→ **Directions**
Your task is to print every entry below exactly as given.

-- start of Records shown --

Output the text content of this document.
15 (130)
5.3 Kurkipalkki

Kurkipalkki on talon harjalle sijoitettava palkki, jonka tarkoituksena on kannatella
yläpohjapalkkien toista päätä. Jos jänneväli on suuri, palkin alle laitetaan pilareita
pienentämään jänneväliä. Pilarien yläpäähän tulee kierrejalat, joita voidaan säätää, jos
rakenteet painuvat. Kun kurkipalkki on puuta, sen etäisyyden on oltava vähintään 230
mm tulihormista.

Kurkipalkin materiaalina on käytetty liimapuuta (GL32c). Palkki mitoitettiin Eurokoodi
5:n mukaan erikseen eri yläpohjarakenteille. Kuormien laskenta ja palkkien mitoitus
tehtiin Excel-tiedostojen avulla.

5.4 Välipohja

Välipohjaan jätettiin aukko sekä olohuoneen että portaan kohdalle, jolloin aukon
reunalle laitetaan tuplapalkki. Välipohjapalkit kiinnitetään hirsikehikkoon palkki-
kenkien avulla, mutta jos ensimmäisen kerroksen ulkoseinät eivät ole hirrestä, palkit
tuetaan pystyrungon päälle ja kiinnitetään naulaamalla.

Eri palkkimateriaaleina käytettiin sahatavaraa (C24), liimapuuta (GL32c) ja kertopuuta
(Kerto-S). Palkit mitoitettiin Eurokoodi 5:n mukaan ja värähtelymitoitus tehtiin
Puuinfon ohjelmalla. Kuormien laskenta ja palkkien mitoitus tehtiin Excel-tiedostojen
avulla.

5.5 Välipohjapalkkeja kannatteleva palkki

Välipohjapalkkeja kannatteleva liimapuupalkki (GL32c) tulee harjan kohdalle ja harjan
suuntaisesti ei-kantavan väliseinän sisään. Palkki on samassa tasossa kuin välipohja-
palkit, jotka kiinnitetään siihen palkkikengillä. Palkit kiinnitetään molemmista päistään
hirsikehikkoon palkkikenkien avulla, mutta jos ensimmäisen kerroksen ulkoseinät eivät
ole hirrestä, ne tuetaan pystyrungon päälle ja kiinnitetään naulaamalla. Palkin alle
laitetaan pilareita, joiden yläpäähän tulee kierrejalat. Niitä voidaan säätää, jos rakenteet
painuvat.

-- end of Records shown --

→ **Answer to this task**
Output the text content of this document.
15 (130)
5.3 Kurkipalkki

Kurkipalkki on talon harjalle sijoitettava palkki, jonka tarkoituksena on kannatella
yläpohjapalkkien toista päätä. Jos jänneväli on suuri, palkin alle laitetaan pilareita
pienentämään jänneväliä. Pilarien yläpäähän tulee kierrejalat, joita voidaan säätää, jos
rakenteet painuvat. Kun kurkipalkki on puuta, sen etäisyyden on oltava vähintään 230
mm tulihormista.

Kurkipalkin materiaalina on käytetty liimapuuta (GL32c). Palkki mitoitettiin Eurokoodi
5:n mukaan erikseen eri yläpohjarakenteille. Kuormien laskenta ja palkkien mitoitus
tehtiin Excel-tiedostojen avulla.

5.4 Välipohja

Välipohjaan jätettiin aukko sekä olohuoneen että portaan kohdalle, jolloin aukon
reunalle laitetaan tuplapalkki. Välipohjapalkit kiinnitetään hirsikehikkoon palkki-
kenkien avulla, mutta jos ensimmäisen kerroksen ulkoseinät eivät ole hirrestä, palkit
tuetaan pystyrungon päälle ja kiinnitetään naulaamalla.

Eri palkkimateriaaleina käytettiin sahatavaraa (C24), liimapuuta (GL32c) ja kertopuuta
(Kerto-S). Palkit mitoitettiin Eurokoodi 5:n mukaan ja värähtelymitoitus tehtiin
Puuinfon ohjelmalla. Kuormien laskenta ja palkkien mitoitus tehtiin Excel-tiedostojen
avulla.

5.5 Välipohjapalkkeja kannatteleva palkki

Välipohjapalkkeja kannatteleva liimapuupalkki (GL32c) tulee harjan kohdalle ja harjan
suuntaisesti ei-kantavan väliseinän sisään. Palkki on samassa tasossa kuin välipohja-
palkit, jotka kiinnitetään siihen palkkikengillä. Palkit kiinnitetään molemmista päistään
hirsikehikkoon palkkikenkien avulla, mutta jos ensimmäisen kerroksen ulkoseinät eivät
ole hirrestä, ne tuetaan pystyrungon päälle ja kiinnitetään naulaamalla. Palkin alle
laitetaan pilareita, joiden yläpäähän tulee kierrejalat. Niitä voidaan säätää, jos rakenteet
painuvat.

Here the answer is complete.